• _Exercise prompt_
Copy out every line that contains "text".

⁂

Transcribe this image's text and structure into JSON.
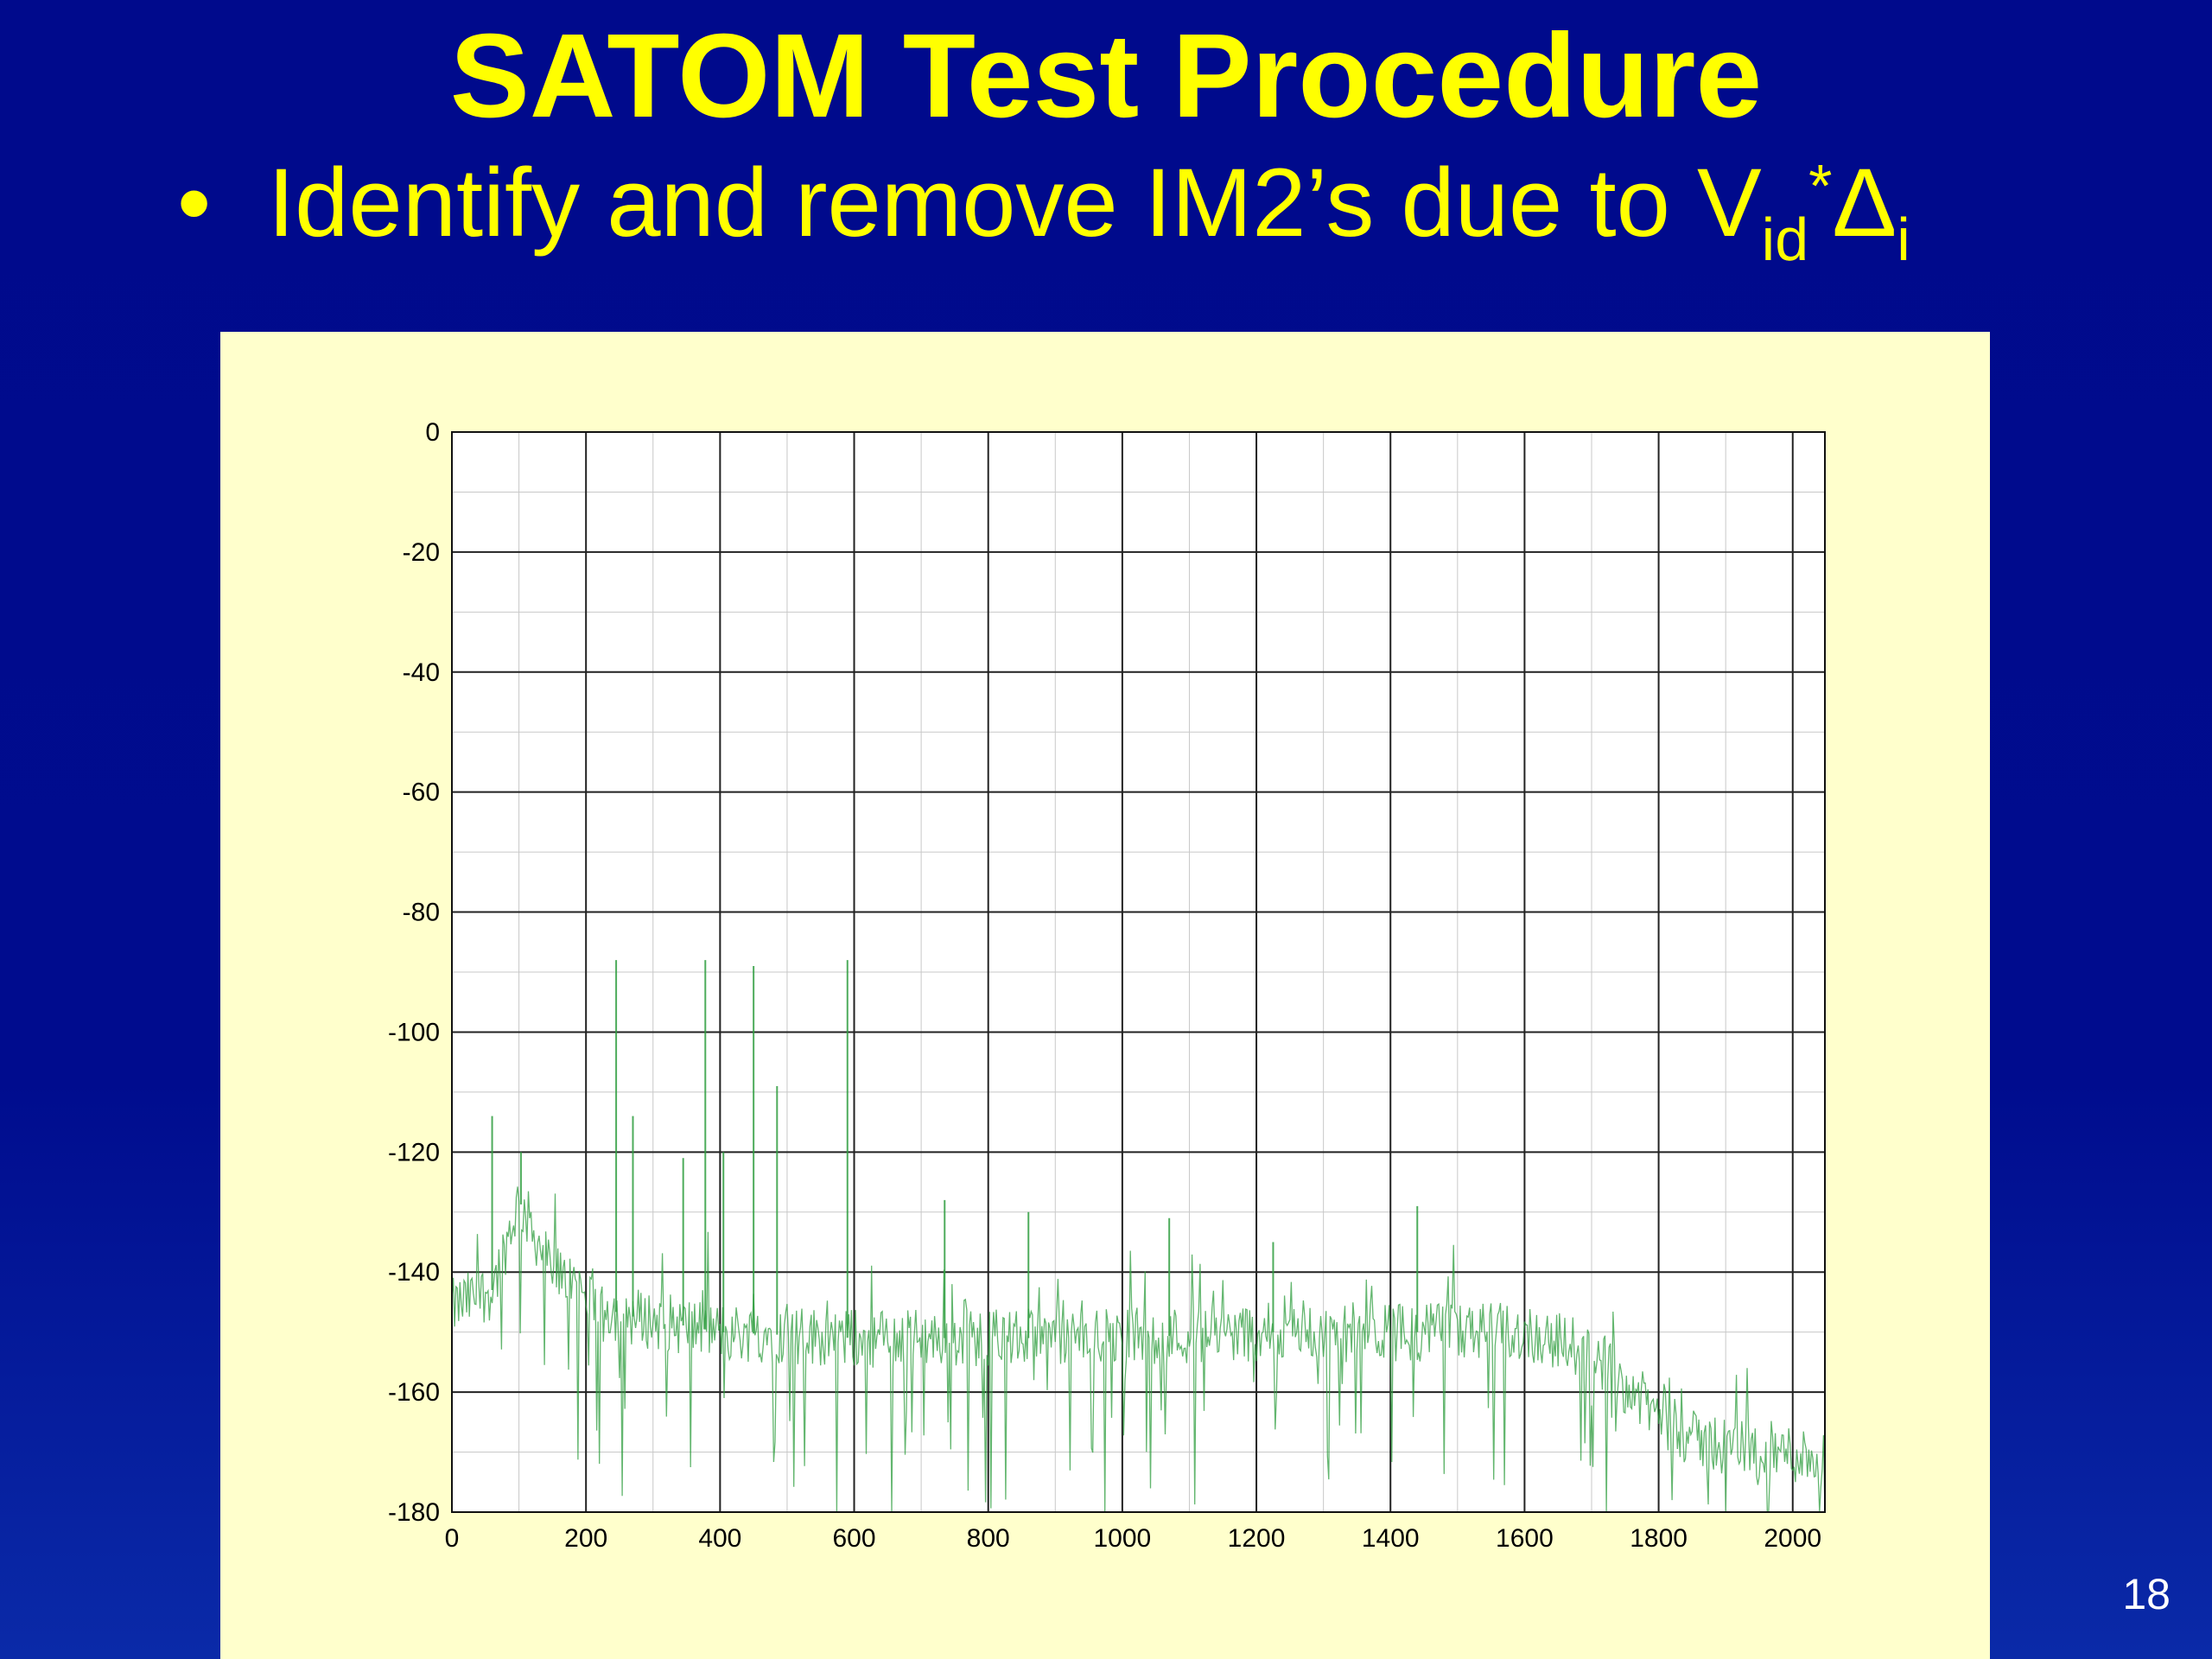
{
  "slide": {
    "title": "SATOM Test Procedure",
    "bullet": {
      "text": "Identify and remove IM2’s due to V",
      "sub1": "id",
      "sup": "*",
      "delta": "Δ",
      "sub2": "i"
    },
    "page_number": "18"
  },
  "colors": {
    "background": "#000a8c",
    "title": "#ffff00",
    "panel": "#ffffcc",
    "trace": "#2f9e3f"
  },
  "chart_data": {
    "type": "line",
    "title": "",
    "xlabel": "",
    "ylabel": "",
    "xlim": [
      0,
      2048
    ],
    "ylim": [
      -180,
      0
    ],
    "grid": true,
    "xticks": [
      0,
      200,
      400,
      600,
      800,
      1000,
      1200,
      1400,
      1600,
      1800,
      2000
    ],
    "yticks": [
      0,
      -20,
      -40,
      -60,
      -80,
      -100,
      -120,
      -140,
      -160,
      -180
    ],
    "noise_floor": {
      "x": [
        0,
        60,
        100,
        150,
        250,
        400,
        600,
        800,
        1000,
        1200,
        1400,
        1600,
        1700,
        1780,
        1850,
        2048
      ],
      "y": [
        -146,
        -143,
        -128,
        -140,
        -147,
        -150,
        -151,
        -151,
        -151,
        -150,
        -150,
        -150,
        -153,
        -162,
        -168,
        -171
      ]
    },
    "series": [
      {
        "values": [
          {
            "x": 60,
            "y": -114
          },
          {
            "x": 103,
            "y": -120
          },
          {
            "x": 245,
            "y": -88
          },
          {
            "x": 270,
            "y": -114
          },
          {
            "x": 345,
            "y": -121
          },
          {
            "x": 378,
            "y": -88
          },
          {
            "x": 405,
            "y": -120
          },
          {
            "x": 450,
            "y": -89
          },
          {
            "x": 485,
            "y": -109
          },
          {
            "x": 590,
            "y": -88
          },
          {
            "x": 735,
            "y": -128
          },
          {
            "x": 860,
            "y": -130
          },
          {
            "x": 1070,
            "y": -131
          },
          {
            "x": 1225,
            "y": -135
          },
          {
            "x": 1440,
            "y": -129
          }
        ]
      }
    ]
  }
}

⁂

• _Solution_
Transcribe this image's text and structure into JSON.
      "text": "Identify and remove IM2’s due to V",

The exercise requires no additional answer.